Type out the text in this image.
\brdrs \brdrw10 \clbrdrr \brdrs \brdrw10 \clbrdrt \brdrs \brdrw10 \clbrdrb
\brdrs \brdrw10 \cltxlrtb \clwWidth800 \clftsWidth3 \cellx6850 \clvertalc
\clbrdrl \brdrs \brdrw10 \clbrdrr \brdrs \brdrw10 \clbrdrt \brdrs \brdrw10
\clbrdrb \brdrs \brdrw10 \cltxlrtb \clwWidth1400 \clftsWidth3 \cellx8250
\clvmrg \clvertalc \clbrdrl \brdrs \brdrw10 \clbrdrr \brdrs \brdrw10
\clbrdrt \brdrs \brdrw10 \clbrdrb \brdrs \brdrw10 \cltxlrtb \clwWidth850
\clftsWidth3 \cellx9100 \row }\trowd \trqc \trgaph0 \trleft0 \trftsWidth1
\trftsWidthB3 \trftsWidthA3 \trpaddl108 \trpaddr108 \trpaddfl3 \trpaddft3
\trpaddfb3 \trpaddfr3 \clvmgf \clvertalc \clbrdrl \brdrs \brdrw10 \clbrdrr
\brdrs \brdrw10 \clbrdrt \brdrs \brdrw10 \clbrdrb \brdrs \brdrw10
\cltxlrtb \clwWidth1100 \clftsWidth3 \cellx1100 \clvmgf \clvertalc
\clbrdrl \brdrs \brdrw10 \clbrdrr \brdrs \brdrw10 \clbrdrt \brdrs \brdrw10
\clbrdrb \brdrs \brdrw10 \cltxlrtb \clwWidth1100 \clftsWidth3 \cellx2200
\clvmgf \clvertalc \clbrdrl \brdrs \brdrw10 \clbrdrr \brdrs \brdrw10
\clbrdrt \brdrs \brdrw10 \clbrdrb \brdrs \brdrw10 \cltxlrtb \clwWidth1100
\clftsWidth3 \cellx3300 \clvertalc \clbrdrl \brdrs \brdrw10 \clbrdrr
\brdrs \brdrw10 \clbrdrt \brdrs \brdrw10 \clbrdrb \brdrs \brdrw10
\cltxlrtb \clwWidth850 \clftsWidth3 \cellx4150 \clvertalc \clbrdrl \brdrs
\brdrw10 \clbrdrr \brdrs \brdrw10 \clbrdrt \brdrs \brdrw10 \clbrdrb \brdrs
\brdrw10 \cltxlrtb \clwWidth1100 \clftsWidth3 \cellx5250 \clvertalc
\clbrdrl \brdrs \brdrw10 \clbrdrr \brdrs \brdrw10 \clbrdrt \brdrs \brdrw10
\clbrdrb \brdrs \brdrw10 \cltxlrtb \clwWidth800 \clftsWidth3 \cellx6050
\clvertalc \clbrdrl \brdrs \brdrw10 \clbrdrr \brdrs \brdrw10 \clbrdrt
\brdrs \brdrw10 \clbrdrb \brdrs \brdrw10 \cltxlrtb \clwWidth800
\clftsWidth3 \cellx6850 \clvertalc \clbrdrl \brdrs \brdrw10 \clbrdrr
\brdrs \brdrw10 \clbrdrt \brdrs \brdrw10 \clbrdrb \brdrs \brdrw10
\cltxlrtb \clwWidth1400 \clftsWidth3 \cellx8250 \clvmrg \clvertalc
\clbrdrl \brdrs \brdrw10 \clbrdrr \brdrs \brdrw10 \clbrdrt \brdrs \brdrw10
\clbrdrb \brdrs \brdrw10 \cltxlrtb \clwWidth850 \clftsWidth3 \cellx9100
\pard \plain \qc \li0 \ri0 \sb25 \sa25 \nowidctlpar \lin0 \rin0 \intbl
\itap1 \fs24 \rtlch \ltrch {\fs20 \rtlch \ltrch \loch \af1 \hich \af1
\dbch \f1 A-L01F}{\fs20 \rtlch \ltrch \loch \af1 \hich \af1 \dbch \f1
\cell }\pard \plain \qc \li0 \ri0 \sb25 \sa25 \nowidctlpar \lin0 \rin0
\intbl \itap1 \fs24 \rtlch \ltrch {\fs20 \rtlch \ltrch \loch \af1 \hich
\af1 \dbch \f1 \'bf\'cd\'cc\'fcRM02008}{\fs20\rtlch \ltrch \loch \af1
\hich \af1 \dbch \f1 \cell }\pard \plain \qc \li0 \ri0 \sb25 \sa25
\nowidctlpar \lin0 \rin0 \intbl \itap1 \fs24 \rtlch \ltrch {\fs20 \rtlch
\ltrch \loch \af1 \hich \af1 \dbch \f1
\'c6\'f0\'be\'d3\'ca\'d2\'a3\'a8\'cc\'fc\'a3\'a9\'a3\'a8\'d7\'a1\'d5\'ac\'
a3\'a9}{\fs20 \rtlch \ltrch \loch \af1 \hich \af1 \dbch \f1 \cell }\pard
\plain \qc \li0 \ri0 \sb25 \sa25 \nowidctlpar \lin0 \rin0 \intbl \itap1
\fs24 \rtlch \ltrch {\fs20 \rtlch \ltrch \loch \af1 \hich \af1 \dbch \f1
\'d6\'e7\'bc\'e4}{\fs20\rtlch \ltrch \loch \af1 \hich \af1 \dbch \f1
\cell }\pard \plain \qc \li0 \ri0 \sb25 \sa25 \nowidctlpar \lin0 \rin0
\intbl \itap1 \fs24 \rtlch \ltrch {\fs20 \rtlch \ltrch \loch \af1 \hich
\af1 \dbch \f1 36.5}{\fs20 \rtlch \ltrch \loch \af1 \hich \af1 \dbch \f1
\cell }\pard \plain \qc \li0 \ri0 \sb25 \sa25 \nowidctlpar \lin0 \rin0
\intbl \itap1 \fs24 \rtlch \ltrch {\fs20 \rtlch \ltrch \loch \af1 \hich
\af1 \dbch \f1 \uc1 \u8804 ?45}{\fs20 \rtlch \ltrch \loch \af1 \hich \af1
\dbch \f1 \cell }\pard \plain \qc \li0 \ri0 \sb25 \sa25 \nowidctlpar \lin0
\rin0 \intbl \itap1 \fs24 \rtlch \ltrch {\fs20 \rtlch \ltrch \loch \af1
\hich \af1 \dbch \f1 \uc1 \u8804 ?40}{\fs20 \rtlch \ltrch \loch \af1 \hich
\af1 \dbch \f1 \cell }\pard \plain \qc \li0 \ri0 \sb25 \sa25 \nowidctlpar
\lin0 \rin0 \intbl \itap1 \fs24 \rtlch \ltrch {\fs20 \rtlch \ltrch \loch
-----
Instruction | Copy out every line holding the string "clvmrg".

Exercise output |
\clvmrg \clvertalc \clbrdrl \brdrs \brdrw10 \clbrdrr \brdrs \brdrw10
\cltxlrtb \clwWidth1400 \clftsWidth3 \cellx8250 \clvmrg \clvertalc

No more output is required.